[INSTRUCTIONS FOR THE TASK] Arrange every line of each listing below as a numbered list, omitting blank lines. Leave the pictures out of the answer.

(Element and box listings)

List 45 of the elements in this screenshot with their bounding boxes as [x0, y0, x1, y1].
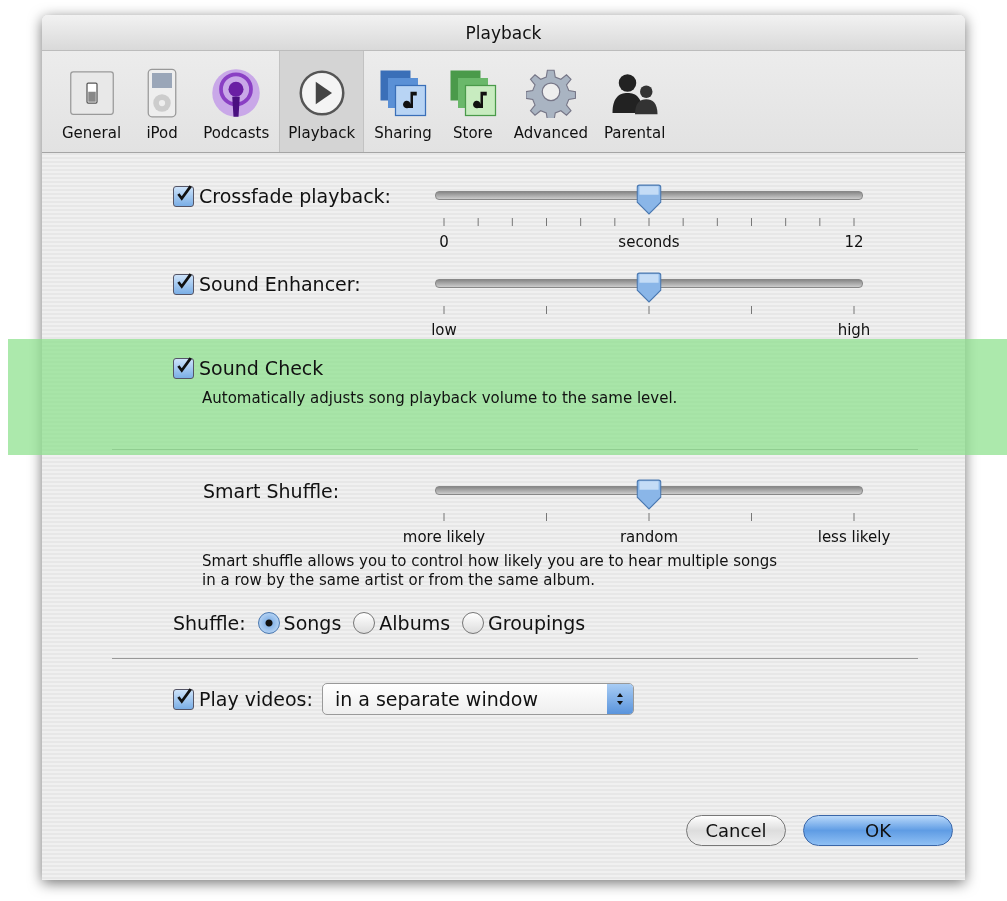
toolbar-tab[interactable]: General — [56, 51, 128, 152]
checkbox[interactable] — [173, 357, 194, 379]
checkbox-label: Sound Check — [199, 357, 324, 379]
slider-thumb[interactable] — [636, 183, 662, 215]
scale-label: low — [431, 321, 457, 339]
slider-thumb[interactable] — [636, 271, 662, 303]
ok-button[interactable]: OK — [803, 815, 953, 846]
slider-label: Smart Shuffle: — [203, 480, 340, 502]
music-documents-icon — [378, 68, 429, 118]
toolbar-tab[interactable]: Advanced — [507, 51, 594, 152]
toolbar-tab[interactable]: Store — [441, 51, 504, 152]
radio-option[interactable]: Albums — [353, 612, 451, 634]
checkbox[interactable] — [173, 688, 194, 710]
scale-label: seconds — [618, 233, 680, 251]
description-text: Automatically adjusts song playback volume to the same level. — [202, 389, 679, 408]
radio-option[interactable]: Groupings — [462, 612, 586, 634]
popup-menu[interactable]: in a separate window — [321, 683, 634, 715]
checkbox-label: Play videos: — [199, 688, 313, 710]
toolbar-tab[interactable]: iPod — [131, 51, 194, 152]
slider[interactable] — [435, 271, 863, 303]
toolbar-tab[interactable]: Playback — [279, 51, 365, 152]
window-title: Playback — [465, 22, 542, 43]
scale-label: high — [837, 321, 871, 339]
slider-thumb[interactable] — [636, 478, 662, 510]
checkbox[interactable] — [173, 185, 194, 207]
stepper-arrows-icon — [606, 684, 633, 714]
description-text: Smart shuffle allows you to control how likely you are to hear multiple songs in a row by the same artist or from the same album. — [202, 552, 779, 590]
shuffle-label: Shuffle: — [173, 612, 246, 634]
slider[interactable] — [435, 183, 863, 215]
gear-icon — [525, 68, 576, 118]
cancel-button[interactable]: Cancel — [686, 815, 786, 846]
broadcast-icon — [211, 68, 262, 118]
toolbar-tab[interactable]: Podcasts — [197, 51, 276, 152]
slider-label: Sound Enhancer: — [199, 273, 361, 295]
radio-option[interactable]: Songs — [257, 612, 342, 634]
toolbar-tab[interactable]: Sharing — [368, 51, 438, 152]
scale-label: less likely — [817, 528, 891, 546]
slider-label: Crossfade playback: — [199, 185, 391, 207]
scale-label: 12 — [844, 233, 864, 251]
scale-label: random — [619, 528, 679, 546]
checkbox[interactable] — [173, 273, 194, 295]
toolbar-tab[interactable]: Parental — [597, 51, 672, 152]
slider[interactable] — [435, 478, 863, 510]
scale-label: more likely — [402, 528, 486, 546]
scale-label: 0 — [439, 233, 449, 251]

[REPLY TO THE EXERCISE]
1. List 45 of the elements in this screenshot with their bounding boxes as [x0, y0, x1, y1].
2. toolbar-tab[interactable]: General — [56, 51, 128, 152]
3. checkbox[interactable] — [173, 357, 194, 379]
4. checkbox-label: Sound Check — [199, 357, 324, 379]
5. slider-thumb[interactable] — [636, 183, 662, 215]
6. scale-label: low — [431, 321, 457, 339]
7. slider-thumb[interactable] — [636, 271, 662, 303]
8. ok-button[interactable]: OK — [803, 815, 953, 846]
9. slider-label: Smart Shuffle: — [203, 480, 340, 502]
10. music-documents-icon — [378, 68, 429, 118]
11. toolbar-tab[interactable]: Advanced — [507, 51, 594, 152]
12. toolbar-tab[interactable]: Store — [441, 51, 504, 152]
13. radio-option[interactable]: Albums — [353, 612, 451, 634]
14. checkbox[interactable] — [173, 688, 194, 710]
15. scale-label: seconds — [618, 233, 680, 251]
16. description-text: Automatically adjusts song playback volume to the same level. — [202, 389, 679, 408]
17. radio-option[interactable]: Groupings — [462, 612, 586, 634]
18. popup-menu[interactable]: in a separate window — [321, 683, 634, 715]
19. checkbox-label: Play videos: — [199, 688, 313, 710]
20. toolbar-tab[interactable]: iPod — [131, 51, 194, 152]
21. slider[interactable] — [435, 271, 863, 303]
22. toolbar-tab[interactable]: Playback — [279, 51, 365, 152]
23. window-title: Playback — [465, 22, 542, 43]
24. scale-label: high — [837, 321, 871, 339]
25. slider-thumb[interactable] — [636, 478, 662, 510]
26. checkbox[interactable] — [173, 185, 194, 207]
27. stepper-arrows-icon — [606, 684, 633, 714]
28. description-text: Smart shuffle allows you to control how likely you are to hear multiple songs in a row by the same artist or from the same album. — [202, 552, 779, 590]
29. shuffle-label: Shuffle: — [173, 612, 246, 634]
30. slider[interactable] — [435, 183, 863, 215]
31. gear-icon — [525, 68, 576, 118]
32. cancel-button[interactable]: Cancel — [686, 815, 786, 846]
33. broadcast-icon — [211, 68, 262, 118]
34. toolbar-tab[interactable]: Podcasts — [197, 51, 276, 152]
35. slider-label: Sound Enhancer: — [199, 273, 361, 295]
36. radio-option[interactable]: Songs — [257, 612, 342, 634]
37. toolbar-tab[interactable]: Sharing — [368, 51, 438, 152]
38. scale-label: less likely — [817, 528, 891, 546]
39. slider-label: Crossfade playback: — [199, 185, 391, 207]
40. scale-label: 12 — [844, 233, 864, 251]
41. scale-label: random — [619, 528, 679, 546]
42. checkbox[interactable] — [173, 273, 194, 295]
43. toolbar-tab[interactable]: Parental — [597, 51, 672, 152]
44. slider[interactable] — [435, 478, 863, 510]
45. scale-label: more likely — [402, 528, 486, 546]
46. scale-label: 0 — [439, 233, 449, 251]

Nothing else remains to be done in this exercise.